▶ **Problem requirements**
Copy out all lines in the data below containing the string "check".

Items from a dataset

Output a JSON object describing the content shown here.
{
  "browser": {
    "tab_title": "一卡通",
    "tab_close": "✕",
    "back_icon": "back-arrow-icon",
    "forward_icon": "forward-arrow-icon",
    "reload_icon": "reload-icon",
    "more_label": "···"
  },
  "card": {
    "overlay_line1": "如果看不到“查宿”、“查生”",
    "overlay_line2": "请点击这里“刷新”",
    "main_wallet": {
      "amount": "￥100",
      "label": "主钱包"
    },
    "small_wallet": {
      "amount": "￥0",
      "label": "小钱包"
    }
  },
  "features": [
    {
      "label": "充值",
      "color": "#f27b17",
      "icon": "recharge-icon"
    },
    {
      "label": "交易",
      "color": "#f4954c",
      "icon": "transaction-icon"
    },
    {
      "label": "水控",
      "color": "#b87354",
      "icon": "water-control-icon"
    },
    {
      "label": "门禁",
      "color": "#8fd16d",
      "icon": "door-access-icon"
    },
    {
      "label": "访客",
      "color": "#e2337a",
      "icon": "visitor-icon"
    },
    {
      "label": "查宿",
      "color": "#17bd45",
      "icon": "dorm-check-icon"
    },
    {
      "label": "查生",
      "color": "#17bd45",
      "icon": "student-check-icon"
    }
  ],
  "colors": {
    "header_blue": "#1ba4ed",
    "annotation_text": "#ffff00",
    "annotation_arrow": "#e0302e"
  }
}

▶ **Response to the exercise**
      "icon": "dorm-check-icon"
      "icon": "student-check-icon"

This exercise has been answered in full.